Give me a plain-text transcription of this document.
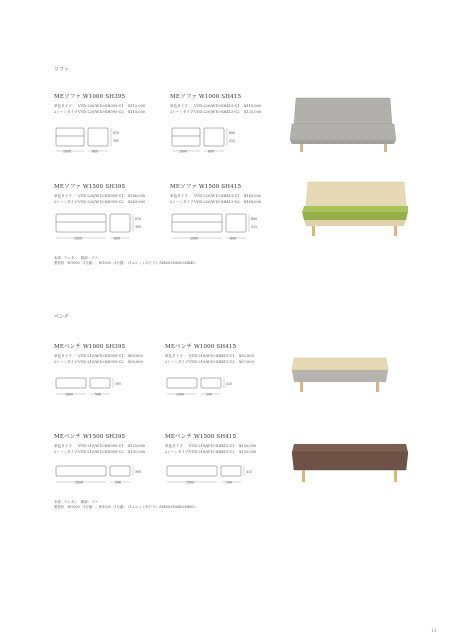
ソファ
MEソファ W1000 SH395
単色タイプ VVD-220/W10-SH395-C1 ¥112,000
2トーンタイプVVD-220/W10-SH395-C2 ¥118,000
1000	600
870
395
MEソファ W1000 SH415
単色タイプ VVD-220/W10-SH415-C1 ¥119,000
2トーンタイプVVD-220/W10-SH415-C2 ¥125,000
1000	600
890
415
MEソファ W1500 SH395
単色タイプ VVD-220/W15-SH395-C1 ¥156,000
2トーンタイプVVD-220/W15-SH395-C2 ¥163,000
1500	600
870
395
MEソファ W1500 SH415
単色タイプ VVD-220/W15-SH415-C1 ¥163,000
2トーンタイプVVD-220/W15-SH415-C2 ¥169,000
1500	600
890
415
本体：ウレタン　脚部：ブナ
張材料　W1000（1分割）、W1500（1分割）　(1ユニットあたり)（W450×D600×H640）
ベンチ
MEベンチ W1000 SH395
単色タイプ VVD-210/W10-SH395-C1 ¥89,000
2トーンタイプVVD-210/W10-SH395-C2 ¥95,000
1000	540
395
MEベンチ W1000 SH415
単色タイプ VVD-210/W10-SH415-C1 ¥92,000
2トーンタイプVVD-210/W10-SH415-C2 ¥97,000
1000	540
415
MEベンチ W1500 SH395
単色タイプ VVD-210/W15-SH395-C1 ¥125,000
2トーンタイプVVD-210/W15-SH395-C2 ¥131,000
1500	540
395
MEベンチ W1500 SH415
単色タイプ VVD-210/W15-SH415-C1 ¥130,000
2トーンタイプVVD-210/W15-SH415-C2 ¥135,000
1500	540
415
本体：ウレタン　脚部：ブナ
張材料　W1000（1分割）、W1500（1分割）　(1ユニットあたり)（W450×D640×H600）
11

**Set task**
Whichever lines contain the string "単色タイプ", select and copy them.

**Written answer**
単色タイプ VVD-220/W10-SH395-C1 ¥112,000
単色タイプ VVD-220/W10-SH415-C1 ¥119,000
単色タイプ VVD-220/W15-SH395-C1 ¥156,000
単色タイプ VVD-220/W15-SH415-C1 ¥163,000
単色タイプ VVD-210/W10-SH395-C1 ¥89,000
単色タイプ VVD-210/W10-SH415-C1 ¥92,000
単色タイプ VVD-210/W15-SH395-C1 ¥125,000
単色タイプ VVD-210/W15-SH415-C1 ¥130,000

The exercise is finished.